> Task to complete
Report the count of lines that carry the string "footer", and add nothing.

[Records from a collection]
>> Begin

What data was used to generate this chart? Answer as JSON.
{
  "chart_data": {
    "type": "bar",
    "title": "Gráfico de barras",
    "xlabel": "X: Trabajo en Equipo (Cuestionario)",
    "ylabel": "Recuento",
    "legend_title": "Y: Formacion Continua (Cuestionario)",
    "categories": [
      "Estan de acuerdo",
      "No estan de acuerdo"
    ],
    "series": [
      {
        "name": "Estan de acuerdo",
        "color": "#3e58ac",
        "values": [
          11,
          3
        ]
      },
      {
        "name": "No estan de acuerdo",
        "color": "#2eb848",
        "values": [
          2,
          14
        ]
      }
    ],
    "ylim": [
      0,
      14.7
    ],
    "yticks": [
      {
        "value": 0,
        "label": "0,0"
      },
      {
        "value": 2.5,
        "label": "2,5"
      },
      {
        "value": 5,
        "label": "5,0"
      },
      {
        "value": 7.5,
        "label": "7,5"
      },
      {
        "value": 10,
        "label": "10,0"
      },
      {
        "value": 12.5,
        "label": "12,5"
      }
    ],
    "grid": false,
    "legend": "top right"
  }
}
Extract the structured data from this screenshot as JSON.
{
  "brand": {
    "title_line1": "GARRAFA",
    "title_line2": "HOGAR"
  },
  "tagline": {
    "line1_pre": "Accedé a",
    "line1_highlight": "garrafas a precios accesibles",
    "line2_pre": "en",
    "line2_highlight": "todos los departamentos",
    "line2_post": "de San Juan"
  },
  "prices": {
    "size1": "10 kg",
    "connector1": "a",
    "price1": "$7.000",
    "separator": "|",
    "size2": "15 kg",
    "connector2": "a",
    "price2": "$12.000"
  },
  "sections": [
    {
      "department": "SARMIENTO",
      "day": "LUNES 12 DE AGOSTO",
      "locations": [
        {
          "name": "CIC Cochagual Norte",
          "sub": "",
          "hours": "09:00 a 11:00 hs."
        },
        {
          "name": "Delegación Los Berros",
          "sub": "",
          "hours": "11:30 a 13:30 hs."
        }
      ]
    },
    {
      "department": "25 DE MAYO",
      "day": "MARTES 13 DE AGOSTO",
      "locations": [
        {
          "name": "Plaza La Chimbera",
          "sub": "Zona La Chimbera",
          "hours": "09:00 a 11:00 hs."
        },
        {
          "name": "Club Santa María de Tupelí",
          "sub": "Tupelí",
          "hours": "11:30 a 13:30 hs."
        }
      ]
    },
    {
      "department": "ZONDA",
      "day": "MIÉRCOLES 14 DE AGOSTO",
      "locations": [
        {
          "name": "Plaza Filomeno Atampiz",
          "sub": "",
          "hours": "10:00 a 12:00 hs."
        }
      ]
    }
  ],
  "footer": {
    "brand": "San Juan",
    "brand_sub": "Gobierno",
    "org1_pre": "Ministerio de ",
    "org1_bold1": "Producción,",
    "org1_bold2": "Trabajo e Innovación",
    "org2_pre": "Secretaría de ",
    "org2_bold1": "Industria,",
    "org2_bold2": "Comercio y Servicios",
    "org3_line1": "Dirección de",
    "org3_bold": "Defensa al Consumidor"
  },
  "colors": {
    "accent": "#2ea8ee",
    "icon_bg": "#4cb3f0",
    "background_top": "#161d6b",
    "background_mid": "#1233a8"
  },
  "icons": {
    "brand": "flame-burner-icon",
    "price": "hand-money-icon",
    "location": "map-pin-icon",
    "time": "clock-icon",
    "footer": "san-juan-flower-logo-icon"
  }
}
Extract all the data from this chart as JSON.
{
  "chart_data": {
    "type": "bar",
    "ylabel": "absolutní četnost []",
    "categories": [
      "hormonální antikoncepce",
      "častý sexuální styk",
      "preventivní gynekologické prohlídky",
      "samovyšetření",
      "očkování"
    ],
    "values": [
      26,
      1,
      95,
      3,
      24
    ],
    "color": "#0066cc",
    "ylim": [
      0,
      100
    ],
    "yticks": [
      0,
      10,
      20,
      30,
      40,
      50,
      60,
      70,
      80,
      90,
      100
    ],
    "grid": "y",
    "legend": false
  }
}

>> End

> Final result
2